Given instruction> Gather every line from the entries below that includes "Turn".

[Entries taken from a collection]
· · · ·

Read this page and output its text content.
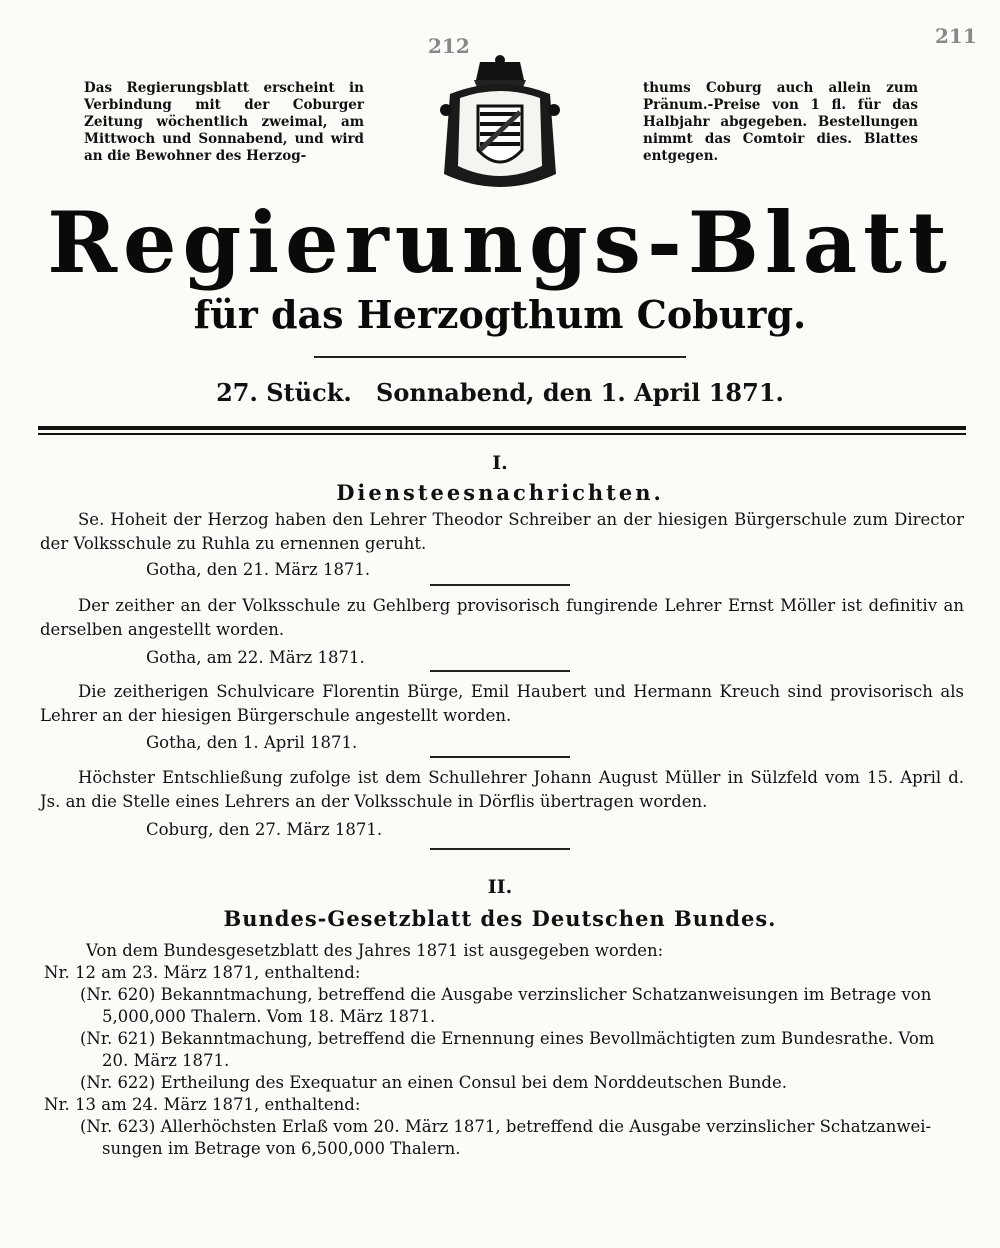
212	211
Das Regierungsblatt erscheint in Verbindung mit der Coburger Zeitung wöchentlich zweimal, am Mittwoch und Sonnabend, und wird an die Bewohner des Herzog-
thums Coburg auch allein zum Pränum.-Preise von 1 fl. für das Halbjahr abgegeben. Bestellungen nimmt das Comtoir dies. Blattes entgegen.
Regierungs-Blatt
für das Herzogthum Coburg.
27. Stück. Sonnabend, den 1. April 1871.
I.
Diensteesnachrichten.
Se. Hoheit der Herzog haben den Lehrer Theodor Schreiber an der hiesigen Bürgerschule zum Director der Volksschule zu Ruhla zu ernennen geruht.
Gotha, den 21. März 1871.
Der zeither an der Volksschule zu Gehlberg provisorisch fungirende Lehrer Ernst Möller ist definitiv an derselben angestellt worden.
Gotha, am 22. März 1871.
Die zeitherigen Schulvicare Florentin Bürge, Emil Haubert und Hermann Kreuch sind provisorisch als Lehrer an der hiesigen Bürgerschule angestellt worden.
Gotha, den 1. April 1871.
Höchster Entschließung zufolge ist dem Schullehrer Johann August Müller in Sülzfeld vom 15. April d. Js. an die Stelle eines Lehrers an der Volksschule in Dörflis übertragen worden.
Coburg, den 27. März 1871.
II.
Bundes-Gesetzblatt des Deutschen Bundes.
Von dem Bundesgesetzblatt des Jahres 1871 ist ausgegeben worden:
Nr. 12 am 23. März 1871, enthaltend:
(Nr. 620) Bekanntmachung, betreffend die Ausgabe verzinslicher Schatzanweisungen im Betrage von
5,000,000 Thalern. Vom 18. März 1871.
(Nr. 621) Bekanntmachung, betreffend die Ernennung eines Bevollmächtigten zum Bundesrathe. Vom
20. März 1871.
(Nr. 622) Ertheilung des Exequatur an einen Consul bei dem Norddeutschen Bunde.
Nr. 13 am 24. März 1871, enthaltend:
(Nr. 623) Allerhöchsten Erlaß vom 20. März 1871, betreffend die Ausgabe verzinslicher Schatzanwei-
sungen im Betrage von 6,500,000 Thalern.
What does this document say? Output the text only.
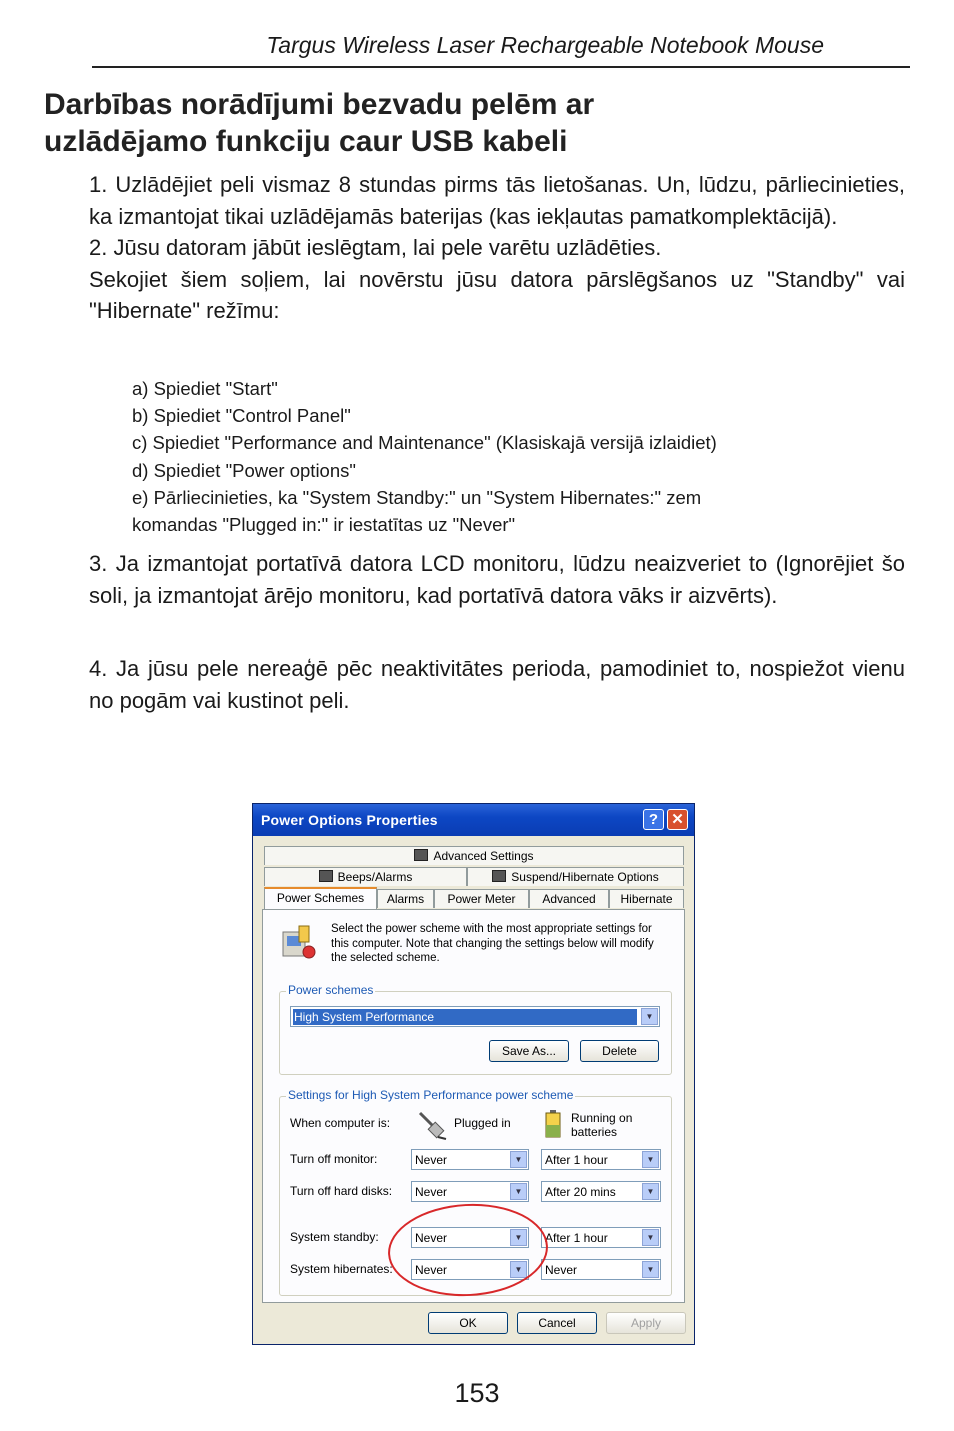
Targus Wireless Laser Rechargeable Notebook Mouse
Darbības norādījumi bezvadu pelēm ar
uzlādējamo funkciju caur USB kabeli

1. Uzlādējiet peli vismaz 8 stundas pirms tās lietošanas. Un, lūdzu, pārliecinieties, ka izmantojat tikai uzlādējamās baterijas (kas iekļautas pamatkomplektācijā).

2. Jūsu datoram jābūt ieslēgtam, lai pele varētu uzlādēties.

Sekojiet šiem soļiem, lai novērstu jūsu datora pārslēgšanos uz "Standby" vai "Hibernate" režīmu:

a) Spiediet "Start"
b) Spiediet "Control Panel"
c) Spiediet "Performance and Maintenance" (Klasiskajā versijā izlaidiet)
d) Spiediet "Power options"
e) Pārliecinieties, ka "System Standby:" un "System Hibernates:" zem
komandas "Plugged in:" ir iestatītas uz "Never"

3. Ja izmantojat portatīvā datora LCD monitoru, lūdzu neaizveriet to (Ignorējiet šo soli, ja izmantojat ārējo monitoru, kad portatīvā datora vāks ir aizvērts).

4. Ja jūsu pele nereaģē pēc neaktivitātes perioda, pamodiniet to, nospiežot vienu no pogām vai kustinot peli.

Power Options Properties	? ✕
Advanced Settings
Beeps/Alarms	Suspend/Hibernate Options
Power Schemes	Alarms	Power Meter	Advanced	Hibernate
Select the power scheme with the most appropriate settings for this computer. Note that changing the settings below will modify the selected scheme.
Power schemes
High System Performance	▼
Save As...	Delete
Settings for High System Performance power scheme
When computer is:	Plugged in	Running on
batteries
Turn off monitor:	Never	▼	After 1 hour	▼
Turn off hard disks: Never	▼	After 20 mins	▼
System standby:	Never	▼	After 1 hour	▼
System hibernates: Never	▼	Never	▼
OK	Cancel	Apply
153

· · · ·

Task result>
Turn off monitor:	Never	▼	After 1 hour	▼
Turn off hard disks: Never	▼	After 20 mins	▼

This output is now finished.